## What to produce
Tally the lines in the listing below that include "dolk". Answer with the count and nothing more.

[Extracted data entries]

========

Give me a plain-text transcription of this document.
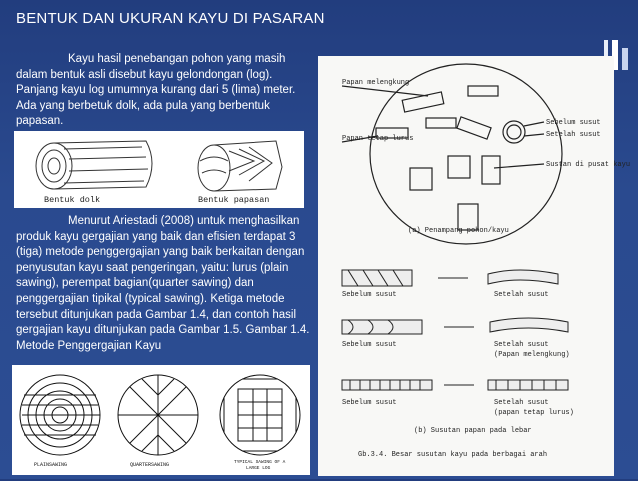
BENTUK DAN UKURAN KAYU DI PASARAN
Kayu hasil penebangan pohon yang masih dalam bentuk asli disebut kayu gelondongan (log). Panjang kayu log umumnya kurang dari 5 (lima) meter. Ada yang berbetuk dolk, ada pula yang berbentuk papasan.
Bentuk dolk	Bentuk papasan
Menurut Ariestadi (2008) untuk menghasilkan produk kayu gergajian yang baik dan efisien terdapat 3 (tiga) metode penggergajian yang baik berkaitan dengan penyusutan kayu saat pengeringan, yaitu: lurus (plain sawing), perempat bagian(quarter sawing) dan penggergajian tipikal (typical sawing). Ketiga metode tersebut ditunjukan pada Gambar 1.4, dan contoh hasil gergajian kayu ditunjukan pada Gambar 1.5. Gambar 1.4. Metode Penggergajian Kayu
Papan melengkung
Papan tetap lurus
Sebelum susut
Setelah susut
Sustan di pusat kayu
(a) Penampang pohon/kayu
Sebelum susut	Setelah susut
Sebelum susut	Setelah susut
(Papan melengkung)
Sebelum susut	Setelah susut
(papan tetap lurus)
(b) Susutan papan pada lebar
Gb.3.4. Besar susutan kayu pada berbagai arah
PLAINSAWING	QUARTERSAWING	TYPICAL SAWING OF A
LARGE LOG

========

## Task result
2